##### RECORDS FOR THIS EXERCISE
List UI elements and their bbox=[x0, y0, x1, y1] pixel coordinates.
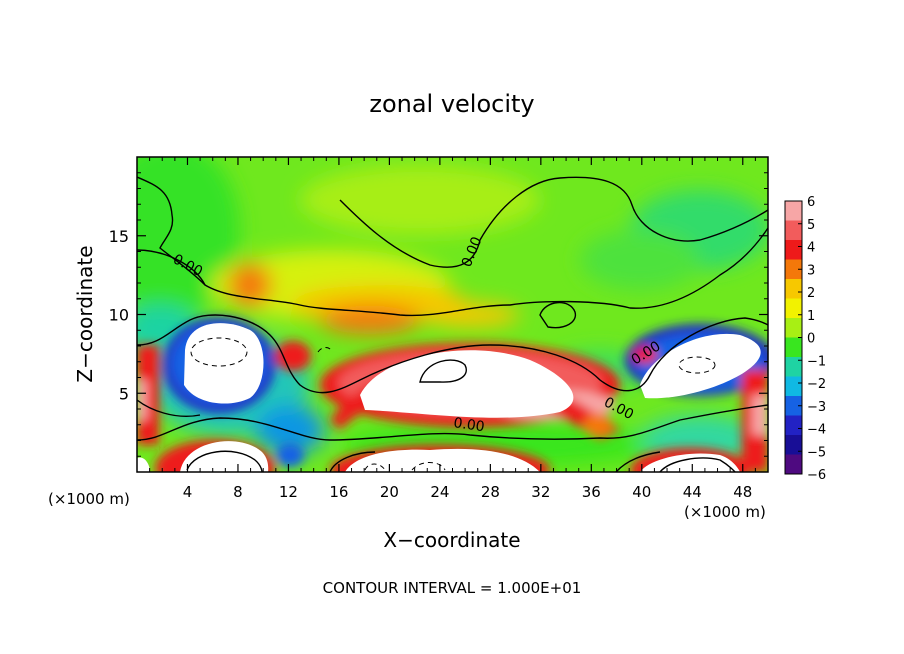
contour-label-group: 0.00 0.00 0.00 0.00 0.00 bbox=[170, 235, 663, 436]
colorbar-swatch bbox=[785, 435, 802, 455]
x-unit-label: (×1000 m) bbox=[684, 503, 766, 521]
colorbar-swatch bbox=[785, 376, 802, 397]
dashed-contours bbox=[190, 337, 716, 471]
contour-interval-note: CONTOUR INTERVAL = 1.000E+01 bbox=[323, 579, 582, 597]
colorbar-label: 6 bbox=[807, 195, 815, 210]
colorbar-label: −5 bbox=[807, 445, 826, 460]
colorbar-swatch bbox=[785, 337, 802, 358]
colorbar: 6 5 4 3 2 1 0 −1 −2 −3 −4 −5 −6 bbox=[784, 195, 826, 483]
y-axis-title: Z−coordinate bbox=[73, 245, 97, 382]
y-tick-label: 5 bbox=[119, 384, 129, 403]
colorbar-label: 1 bbox=[807, 309, 815, 324]
colorbar-swatch bbox=[785, 259, 802, 280]
contour-label: 0.00 bbox=[452, 415, 485, 435]
colorbar-label: 5 bbox=[807, 218, 815, 233]
colorbar-swatch bbox=[785, 279, 802, 299]
velocity-field bbox=[137, 157, 768, 472]
x-tick-label: 48 bbox=[733, 483, 752, 501]
contour-lines bbox=[137, 176, 768, 472]
y-tick-label: 10 bbox=[109, 306, 129, 325]
colorbar-label: −3 bbox=[807, 400, 826, 415]
colorbar-label: 0 bbox=[807, 332, 815, 347]
chart-title: zonal velocity bbox=[369, 90, 534, 118]
colorbar-label: 2 bbox=[807, 286, 815, 301]
colorbar-swatch bbox=[785, 454, 802, 475]
x-tick-label: 16 bbox=[329, 483, 348, 501]
colorbar-label: −1 bbox=[807, 354, 826, 369]
colorbar-swatch bbox=[785, 201, 802, 221]
x-tick-label: 8 bbox=[233, 483, 243, 501]
x-tick-label: 20 bbox=[380, 483, 399, 501]
colorbar-label: −4 bbox=[807, 423, 826, 438]
colorbar-swatch bbox=[785, 220, 802, 241]
x-tick-label: 12 bbox=[279, 483, 298, 501]
colorbar-swatch bbox=[785, 357, 802, 377]
z-unit-label: (×1000 m) bbox=[48, 490, 130, 508]
x-tick-label: 36 bbox=[582, 483, 601, 501]
colorbar-swatch bbox=[785, 318, 802, 338]
x-tick-label: 4 bbox=[183, 483, 193, 501]
x-tick-label: 44 bbox=[683, 483, 702, 501]
x-tick-label: 40 bbox=[632, 483, 651, 501]
x-tick-label: 24 bbox=[430, 483, 449, 501]
x-tick-label: 32 bbox=[531, 483, 550, 501]
x-axis-title: X−coordinate bbox=[383, 528, 520, 552]
colorbar-label: −2 bbox=[807, 377, 826, 392]
colorbar-label: −6 bbox=[807, 468, 826, 483]
colorbar-label: 3 bbox=[807, 263, 815, 278]
y-tick-label: 15 bbox=[109, 227, 129, 246]
y-axis-ticks: 5 10 15 bbox=[109, 172, 768, 457]
colorbar-swatch bbox=[785, 298, 802, 319]
colorbar-swatch bbox=[785, 240, 802, 260]
colorbar-swatch bbox=[785, 415, 802, 436]
x-tick-label: 28 bbox=[481, 483, 500, 501]
x-axis-ticks: 4 8 12 16 20 24 28 32 36 40 44 48 bbox=[149, 157, 756, 501]
colorbar-label: 4 bbox=[807, 241, 815, 256]
colorbar-swatch bbox=[785, 396, 802, 416]
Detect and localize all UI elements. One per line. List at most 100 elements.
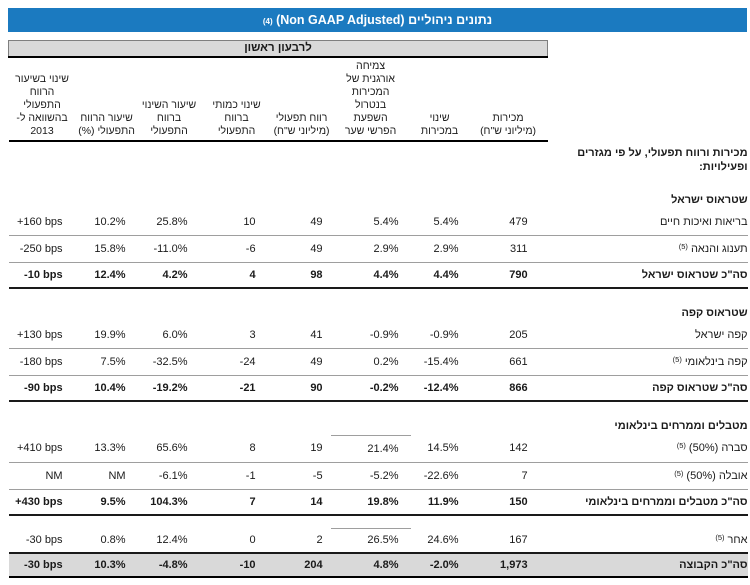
##########
_TASK REQUIREMENTS_: Copy the lines from the one containing "contour-label-group: 0.00 0.00" through the one containing "contour-label: 0.00 bbox=[452, 415, 485, 435]", inclusive, reproducing them character for character.

_EXERCISE RESPONSE_:
contour-label-group: 0.00 0.00 0.00 0.00 0.00 bbox=[170, 235, 663, 436]
colorbar-swatch bbox=[785, 435, 802, 455]
x-unit-label: (×1000 m) bbox=[684, 503, 766, 521]
colorbar-swatch bbox=[785, 376, 802, 397]
dashed-contours bbox=[190, 337, 716, 471]
contour-interval-note: CONTOUR INTERVAL = 1.000E+01 bbox=[323, 579, 582, 597]
colorbar-label: 6 bbox=[807, 195, 815, 210]
colorbar-label: −5 bbox=[807, 445, 826, 460]
colorbar-swatch bbox=[785, 337, 802, 358]
colorbar: 6 5 4 3 2 1 0 −1 −2 −3 −4 −5 −6 bbox=[784, 195, 826, 483]
y-axis-title: Z−coordinate bbox=[73, 245, 97, 382]
y-tick-label: 5 bbox=[119, 384, 129, 403]
colorbar-label: 1 bbox=[807, 309, 815, 324]
colorbar-swatch bbox=[785, 259, 802, 280]
contour-label: 0.00 bbox=[452, 415, 485, 435]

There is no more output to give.